● **Task goal**: Locate every line in the records below that contains the word "this", and copy each one.

● **Provided entries**:
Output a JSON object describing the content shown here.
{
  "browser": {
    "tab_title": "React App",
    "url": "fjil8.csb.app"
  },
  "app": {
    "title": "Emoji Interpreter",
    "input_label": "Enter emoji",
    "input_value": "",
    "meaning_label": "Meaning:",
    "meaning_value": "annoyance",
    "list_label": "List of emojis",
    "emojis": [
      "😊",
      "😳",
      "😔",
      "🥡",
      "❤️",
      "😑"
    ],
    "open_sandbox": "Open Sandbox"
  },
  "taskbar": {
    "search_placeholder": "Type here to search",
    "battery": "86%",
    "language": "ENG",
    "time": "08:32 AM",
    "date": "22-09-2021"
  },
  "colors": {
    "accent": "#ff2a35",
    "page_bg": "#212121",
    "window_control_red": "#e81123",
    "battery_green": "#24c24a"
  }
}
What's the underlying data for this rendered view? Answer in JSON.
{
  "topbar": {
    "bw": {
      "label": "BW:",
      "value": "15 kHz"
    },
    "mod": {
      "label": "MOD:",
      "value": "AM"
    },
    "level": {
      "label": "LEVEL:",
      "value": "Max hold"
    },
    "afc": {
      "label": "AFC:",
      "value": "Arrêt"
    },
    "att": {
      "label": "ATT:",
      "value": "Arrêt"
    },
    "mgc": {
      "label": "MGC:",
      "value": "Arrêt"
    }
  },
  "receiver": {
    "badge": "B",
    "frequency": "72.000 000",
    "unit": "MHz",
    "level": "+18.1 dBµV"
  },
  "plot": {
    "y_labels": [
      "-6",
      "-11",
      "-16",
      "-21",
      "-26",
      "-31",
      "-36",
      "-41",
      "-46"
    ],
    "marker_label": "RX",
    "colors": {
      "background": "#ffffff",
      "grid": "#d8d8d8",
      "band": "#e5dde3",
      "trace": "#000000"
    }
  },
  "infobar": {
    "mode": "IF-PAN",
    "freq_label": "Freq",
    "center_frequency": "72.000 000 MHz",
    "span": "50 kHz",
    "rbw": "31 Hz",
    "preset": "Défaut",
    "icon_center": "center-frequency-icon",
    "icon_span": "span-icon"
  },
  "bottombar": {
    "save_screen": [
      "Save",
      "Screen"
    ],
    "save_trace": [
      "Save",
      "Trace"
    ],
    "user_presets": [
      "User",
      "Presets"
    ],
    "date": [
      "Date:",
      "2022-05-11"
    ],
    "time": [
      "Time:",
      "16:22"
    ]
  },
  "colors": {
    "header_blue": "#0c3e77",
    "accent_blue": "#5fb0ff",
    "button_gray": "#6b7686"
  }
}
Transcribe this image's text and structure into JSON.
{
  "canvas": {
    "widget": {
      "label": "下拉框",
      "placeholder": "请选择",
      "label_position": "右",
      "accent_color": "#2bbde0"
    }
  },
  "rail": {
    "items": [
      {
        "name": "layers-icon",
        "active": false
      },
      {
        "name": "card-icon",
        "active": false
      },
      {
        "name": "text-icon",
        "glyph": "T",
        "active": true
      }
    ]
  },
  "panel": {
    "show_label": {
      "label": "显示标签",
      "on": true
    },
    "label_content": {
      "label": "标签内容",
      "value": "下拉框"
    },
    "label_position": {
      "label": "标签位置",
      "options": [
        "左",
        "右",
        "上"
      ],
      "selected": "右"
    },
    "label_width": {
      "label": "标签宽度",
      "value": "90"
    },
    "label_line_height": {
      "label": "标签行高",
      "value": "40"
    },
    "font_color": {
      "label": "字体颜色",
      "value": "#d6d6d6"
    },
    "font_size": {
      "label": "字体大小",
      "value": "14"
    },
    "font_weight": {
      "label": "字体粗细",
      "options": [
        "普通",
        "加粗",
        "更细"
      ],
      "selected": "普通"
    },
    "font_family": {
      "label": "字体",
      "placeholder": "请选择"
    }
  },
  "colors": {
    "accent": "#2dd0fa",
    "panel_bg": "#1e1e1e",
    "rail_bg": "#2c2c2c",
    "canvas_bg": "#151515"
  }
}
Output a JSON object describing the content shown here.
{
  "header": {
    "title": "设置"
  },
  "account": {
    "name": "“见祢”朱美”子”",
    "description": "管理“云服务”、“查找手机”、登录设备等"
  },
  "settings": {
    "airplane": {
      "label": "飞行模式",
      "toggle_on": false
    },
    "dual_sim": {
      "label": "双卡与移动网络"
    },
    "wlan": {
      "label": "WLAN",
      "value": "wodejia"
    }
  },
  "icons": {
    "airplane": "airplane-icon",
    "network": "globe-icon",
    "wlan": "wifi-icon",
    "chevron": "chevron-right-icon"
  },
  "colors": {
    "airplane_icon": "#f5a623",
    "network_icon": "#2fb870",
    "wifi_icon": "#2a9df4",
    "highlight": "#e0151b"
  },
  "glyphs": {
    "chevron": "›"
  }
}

● **Output of the task**:
What's the underlying data for this rendered view? Answer in JSON.
Transcribe this image's text and structure into JSON.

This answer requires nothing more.